======== Data listing ========

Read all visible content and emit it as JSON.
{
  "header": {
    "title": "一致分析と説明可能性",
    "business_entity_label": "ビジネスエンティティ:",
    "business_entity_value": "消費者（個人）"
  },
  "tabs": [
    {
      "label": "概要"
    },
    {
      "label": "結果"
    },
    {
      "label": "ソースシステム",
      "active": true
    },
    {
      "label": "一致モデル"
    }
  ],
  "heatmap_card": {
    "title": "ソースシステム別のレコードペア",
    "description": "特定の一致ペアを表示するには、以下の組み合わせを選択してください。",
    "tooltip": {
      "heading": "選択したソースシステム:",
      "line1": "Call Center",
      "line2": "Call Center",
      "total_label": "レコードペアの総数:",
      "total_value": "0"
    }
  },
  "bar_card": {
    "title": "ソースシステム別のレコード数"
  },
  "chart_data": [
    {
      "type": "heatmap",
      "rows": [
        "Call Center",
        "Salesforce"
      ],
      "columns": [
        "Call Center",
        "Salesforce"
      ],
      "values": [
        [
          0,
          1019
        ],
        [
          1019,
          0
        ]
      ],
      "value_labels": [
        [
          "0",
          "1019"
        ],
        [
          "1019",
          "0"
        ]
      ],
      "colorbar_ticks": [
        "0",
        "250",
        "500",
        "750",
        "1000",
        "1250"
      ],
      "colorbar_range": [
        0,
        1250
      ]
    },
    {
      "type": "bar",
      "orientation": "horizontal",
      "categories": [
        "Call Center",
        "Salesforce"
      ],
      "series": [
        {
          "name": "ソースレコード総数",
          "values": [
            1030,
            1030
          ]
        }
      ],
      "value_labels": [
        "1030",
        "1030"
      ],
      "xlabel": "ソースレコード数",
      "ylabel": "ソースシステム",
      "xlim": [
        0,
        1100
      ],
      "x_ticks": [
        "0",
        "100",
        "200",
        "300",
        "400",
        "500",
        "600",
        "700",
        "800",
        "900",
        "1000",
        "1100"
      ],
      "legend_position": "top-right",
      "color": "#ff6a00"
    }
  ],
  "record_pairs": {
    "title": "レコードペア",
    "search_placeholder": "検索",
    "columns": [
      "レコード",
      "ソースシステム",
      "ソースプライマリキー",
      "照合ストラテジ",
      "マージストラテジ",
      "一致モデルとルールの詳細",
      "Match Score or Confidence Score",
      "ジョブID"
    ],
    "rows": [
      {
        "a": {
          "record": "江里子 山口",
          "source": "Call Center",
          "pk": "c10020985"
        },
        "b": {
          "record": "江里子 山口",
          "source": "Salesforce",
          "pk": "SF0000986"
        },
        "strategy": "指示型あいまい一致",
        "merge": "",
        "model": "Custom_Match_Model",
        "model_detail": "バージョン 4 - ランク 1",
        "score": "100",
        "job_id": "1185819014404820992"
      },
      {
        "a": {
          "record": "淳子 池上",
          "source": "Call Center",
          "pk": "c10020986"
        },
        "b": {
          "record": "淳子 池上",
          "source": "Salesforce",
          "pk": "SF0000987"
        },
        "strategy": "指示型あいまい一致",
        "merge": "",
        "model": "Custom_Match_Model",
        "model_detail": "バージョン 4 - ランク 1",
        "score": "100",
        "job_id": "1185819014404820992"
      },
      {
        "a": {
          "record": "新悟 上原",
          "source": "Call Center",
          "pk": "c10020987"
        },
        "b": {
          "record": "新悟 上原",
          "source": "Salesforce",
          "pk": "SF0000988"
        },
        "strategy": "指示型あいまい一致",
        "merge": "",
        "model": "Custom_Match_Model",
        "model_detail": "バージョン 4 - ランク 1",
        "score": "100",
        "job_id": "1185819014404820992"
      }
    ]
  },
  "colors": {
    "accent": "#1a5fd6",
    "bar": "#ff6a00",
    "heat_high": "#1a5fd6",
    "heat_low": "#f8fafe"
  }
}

========
======== Data listing ========

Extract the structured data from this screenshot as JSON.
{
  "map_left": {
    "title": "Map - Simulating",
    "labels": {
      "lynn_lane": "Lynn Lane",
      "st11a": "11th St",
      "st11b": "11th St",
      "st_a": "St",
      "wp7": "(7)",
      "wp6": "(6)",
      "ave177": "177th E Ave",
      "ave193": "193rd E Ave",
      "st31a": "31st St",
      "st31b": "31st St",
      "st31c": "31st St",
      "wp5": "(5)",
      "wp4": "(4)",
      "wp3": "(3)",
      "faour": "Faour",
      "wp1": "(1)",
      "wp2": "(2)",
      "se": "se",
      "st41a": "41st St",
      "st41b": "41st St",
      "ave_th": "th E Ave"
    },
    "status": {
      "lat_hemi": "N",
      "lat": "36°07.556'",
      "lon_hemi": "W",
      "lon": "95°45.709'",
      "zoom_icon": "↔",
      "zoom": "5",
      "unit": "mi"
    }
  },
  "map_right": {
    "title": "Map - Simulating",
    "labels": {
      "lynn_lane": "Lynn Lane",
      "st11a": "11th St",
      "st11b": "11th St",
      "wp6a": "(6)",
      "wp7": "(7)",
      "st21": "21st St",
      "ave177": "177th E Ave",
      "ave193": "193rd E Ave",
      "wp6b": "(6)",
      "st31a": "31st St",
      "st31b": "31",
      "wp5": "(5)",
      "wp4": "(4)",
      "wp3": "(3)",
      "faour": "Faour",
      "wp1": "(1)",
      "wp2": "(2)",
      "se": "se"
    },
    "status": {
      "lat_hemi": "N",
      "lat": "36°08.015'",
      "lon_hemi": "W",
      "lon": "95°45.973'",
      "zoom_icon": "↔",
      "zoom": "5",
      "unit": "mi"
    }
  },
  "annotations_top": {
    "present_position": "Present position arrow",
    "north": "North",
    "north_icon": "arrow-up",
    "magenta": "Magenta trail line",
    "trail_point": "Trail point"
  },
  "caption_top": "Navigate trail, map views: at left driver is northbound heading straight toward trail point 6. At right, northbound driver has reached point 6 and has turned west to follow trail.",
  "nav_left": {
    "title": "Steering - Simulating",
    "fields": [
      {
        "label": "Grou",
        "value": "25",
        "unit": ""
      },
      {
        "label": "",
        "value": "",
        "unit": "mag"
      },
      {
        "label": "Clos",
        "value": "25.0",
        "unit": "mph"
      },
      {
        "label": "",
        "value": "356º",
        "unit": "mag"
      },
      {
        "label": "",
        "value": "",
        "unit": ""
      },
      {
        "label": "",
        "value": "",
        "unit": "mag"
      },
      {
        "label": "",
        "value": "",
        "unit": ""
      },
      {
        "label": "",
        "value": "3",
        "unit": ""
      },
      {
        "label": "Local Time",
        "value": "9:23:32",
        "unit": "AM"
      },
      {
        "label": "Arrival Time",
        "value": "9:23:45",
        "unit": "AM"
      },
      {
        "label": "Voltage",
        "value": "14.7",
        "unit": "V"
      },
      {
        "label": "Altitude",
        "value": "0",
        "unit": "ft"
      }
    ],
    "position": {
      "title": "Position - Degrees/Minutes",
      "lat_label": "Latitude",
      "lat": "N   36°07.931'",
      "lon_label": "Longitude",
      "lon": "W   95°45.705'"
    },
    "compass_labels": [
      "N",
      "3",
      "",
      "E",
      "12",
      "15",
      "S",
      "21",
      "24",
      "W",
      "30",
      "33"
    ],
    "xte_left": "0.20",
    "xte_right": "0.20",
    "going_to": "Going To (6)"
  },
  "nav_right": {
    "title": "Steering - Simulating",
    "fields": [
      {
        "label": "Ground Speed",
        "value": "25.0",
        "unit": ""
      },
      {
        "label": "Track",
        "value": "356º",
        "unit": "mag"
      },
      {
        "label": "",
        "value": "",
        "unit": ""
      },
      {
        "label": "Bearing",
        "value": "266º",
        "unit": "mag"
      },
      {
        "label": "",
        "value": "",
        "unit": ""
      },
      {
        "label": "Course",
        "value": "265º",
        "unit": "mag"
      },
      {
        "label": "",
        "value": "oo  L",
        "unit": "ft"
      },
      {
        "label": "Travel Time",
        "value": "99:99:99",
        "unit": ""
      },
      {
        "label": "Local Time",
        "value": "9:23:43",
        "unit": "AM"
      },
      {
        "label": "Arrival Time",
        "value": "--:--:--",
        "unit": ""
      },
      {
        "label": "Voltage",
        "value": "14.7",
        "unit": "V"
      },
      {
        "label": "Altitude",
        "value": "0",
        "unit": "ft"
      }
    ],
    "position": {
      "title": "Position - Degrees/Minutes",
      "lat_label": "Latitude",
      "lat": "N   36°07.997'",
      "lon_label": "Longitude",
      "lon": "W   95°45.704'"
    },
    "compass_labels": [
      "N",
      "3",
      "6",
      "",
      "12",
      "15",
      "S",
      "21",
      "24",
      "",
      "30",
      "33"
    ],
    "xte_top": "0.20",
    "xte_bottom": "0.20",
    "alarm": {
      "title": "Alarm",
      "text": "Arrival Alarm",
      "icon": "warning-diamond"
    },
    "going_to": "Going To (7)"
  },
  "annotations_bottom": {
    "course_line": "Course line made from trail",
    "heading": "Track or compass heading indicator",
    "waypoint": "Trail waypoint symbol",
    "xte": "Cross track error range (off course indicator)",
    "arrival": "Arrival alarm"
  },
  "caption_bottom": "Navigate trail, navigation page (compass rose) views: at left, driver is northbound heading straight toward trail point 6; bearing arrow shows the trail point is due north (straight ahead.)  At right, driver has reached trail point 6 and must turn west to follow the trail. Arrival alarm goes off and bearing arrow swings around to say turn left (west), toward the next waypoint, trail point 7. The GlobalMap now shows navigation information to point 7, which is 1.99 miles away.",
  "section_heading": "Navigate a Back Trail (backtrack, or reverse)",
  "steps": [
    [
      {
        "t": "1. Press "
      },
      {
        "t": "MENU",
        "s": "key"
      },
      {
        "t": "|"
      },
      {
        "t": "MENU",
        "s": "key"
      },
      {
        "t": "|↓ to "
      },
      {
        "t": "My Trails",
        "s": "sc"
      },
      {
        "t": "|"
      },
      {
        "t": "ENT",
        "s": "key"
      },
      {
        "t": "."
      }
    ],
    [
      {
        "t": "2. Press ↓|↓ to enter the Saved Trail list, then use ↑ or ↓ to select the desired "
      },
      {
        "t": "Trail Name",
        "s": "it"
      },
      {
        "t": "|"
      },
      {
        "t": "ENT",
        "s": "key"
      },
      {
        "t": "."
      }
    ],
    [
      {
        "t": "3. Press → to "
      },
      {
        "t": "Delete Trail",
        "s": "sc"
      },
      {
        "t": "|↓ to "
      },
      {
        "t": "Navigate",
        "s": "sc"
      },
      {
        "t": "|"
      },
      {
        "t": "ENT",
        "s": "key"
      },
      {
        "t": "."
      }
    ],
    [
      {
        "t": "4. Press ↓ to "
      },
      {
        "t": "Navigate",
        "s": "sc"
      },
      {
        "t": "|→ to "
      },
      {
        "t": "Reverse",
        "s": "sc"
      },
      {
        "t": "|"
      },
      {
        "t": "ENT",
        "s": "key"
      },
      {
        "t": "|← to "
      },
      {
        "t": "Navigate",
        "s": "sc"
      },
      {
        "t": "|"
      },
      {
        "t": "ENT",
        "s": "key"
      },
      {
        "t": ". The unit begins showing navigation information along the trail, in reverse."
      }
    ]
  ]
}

========

# Work to complete
Check all the records above and select each line where the string "from" is found.

# Answer
Extract the structured data from this screenshot as JSON.
    "course_line": "Course line made from trail",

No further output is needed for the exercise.